What is required
Say how many lines contain "πρὸς"; the answer is the number alone.

------------

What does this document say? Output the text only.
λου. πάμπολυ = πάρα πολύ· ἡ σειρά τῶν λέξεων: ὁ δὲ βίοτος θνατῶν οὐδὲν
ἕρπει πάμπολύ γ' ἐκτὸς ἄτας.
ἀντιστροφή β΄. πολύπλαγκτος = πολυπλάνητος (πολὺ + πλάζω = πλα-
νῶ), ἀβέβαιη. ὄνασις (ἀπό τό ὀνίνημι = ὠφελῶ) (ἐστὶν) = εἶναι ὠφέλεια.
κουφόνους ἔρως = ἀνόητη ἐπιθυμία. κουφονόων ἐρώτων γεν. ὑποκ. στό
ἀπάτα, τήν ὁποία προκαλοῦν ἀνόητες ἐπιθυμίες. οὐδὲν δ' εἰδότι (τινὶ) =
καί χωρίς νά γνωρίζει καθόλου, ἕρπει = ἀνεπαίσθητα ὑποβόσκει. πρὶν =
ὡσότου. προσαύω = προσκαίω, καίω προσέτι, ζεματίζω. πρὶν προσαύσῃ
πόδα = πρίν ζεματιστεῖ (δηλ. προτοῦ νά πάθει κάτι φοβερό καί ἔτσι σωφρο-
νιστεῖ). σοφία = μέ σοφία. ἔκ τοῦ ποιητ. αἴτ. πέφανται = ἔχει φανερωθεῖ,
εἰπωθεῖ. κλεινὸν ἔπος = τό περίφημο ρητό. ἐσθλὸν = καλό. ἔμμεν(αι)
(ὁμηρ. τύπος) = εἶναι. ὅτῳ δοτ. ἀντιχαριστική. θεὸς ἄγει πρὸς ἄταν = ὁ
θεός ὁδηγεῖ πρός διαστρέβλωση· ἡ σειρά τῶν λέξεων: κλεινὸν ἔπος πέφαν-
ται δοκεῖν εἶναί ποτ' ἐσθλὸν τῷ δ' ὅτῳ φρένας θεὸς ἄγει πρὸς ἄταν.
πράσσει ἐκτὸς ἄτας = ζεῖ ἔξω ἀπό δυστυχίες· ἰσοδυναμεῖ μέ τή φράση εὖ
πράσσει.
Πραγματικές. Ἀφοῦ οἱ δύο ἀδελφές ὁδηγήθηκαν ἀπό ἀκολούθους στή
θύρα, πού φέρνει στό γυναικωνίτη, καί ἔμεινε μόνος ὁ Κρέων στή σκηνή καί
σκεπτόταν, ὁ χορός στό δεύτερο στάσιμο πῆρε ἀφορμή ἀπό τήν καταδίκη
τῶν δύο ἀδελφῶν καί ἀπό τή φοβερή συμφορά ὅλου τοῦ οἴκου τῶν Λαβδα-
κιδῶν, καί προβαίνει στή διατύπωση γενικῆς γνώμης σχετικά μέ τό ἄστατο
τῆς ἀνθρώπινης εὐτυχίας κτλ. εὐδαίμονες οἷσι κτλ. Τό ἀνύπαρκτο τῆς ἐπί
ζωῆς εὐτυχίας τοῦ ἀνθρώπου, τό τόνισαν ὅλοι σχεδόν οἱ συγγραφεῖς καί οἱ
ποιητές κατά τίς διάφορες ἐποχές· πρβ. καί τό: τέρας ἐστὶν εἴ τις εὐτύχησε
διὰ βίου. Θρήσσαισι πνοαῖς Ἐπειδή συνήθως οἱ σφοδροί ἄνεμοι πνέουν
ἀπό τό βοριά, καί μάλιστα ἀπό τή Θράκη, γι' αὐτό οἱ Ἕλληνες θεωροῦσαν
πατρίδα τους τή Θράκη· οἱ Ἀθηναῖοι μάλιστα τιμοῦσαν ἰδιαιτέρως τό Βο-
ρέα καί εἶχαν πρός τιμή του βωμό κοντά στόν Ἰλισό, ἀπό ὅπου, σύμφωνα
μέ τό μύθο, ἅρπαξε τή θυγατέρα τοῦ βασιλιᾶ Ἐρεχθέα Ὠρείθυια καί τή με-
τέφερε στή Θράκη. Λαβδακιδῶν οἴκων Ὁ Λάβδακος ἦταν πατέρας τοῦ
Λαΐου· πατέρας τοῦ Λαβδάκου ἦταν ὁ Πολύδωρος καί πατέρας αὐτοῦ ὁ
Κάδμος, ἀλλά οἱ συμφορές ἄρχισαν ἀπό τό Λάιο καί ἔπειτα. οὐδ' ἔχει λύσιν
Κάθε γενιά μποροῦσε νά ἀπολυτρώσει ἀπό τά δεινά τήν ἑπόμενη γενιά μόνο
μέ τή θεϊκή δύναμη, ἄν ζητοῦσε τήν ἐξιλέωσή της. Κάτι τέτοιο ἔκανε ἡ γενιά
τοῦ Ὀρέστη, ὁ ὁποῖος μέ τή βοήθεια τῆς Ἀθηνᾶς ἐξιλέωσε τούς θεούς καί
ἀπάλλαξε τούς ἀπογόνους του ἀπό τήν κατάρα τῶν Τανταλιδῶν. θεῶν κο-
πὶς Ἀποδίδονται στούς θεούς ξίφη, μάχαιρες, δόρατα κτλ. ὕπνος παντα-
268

------------

Finished task
2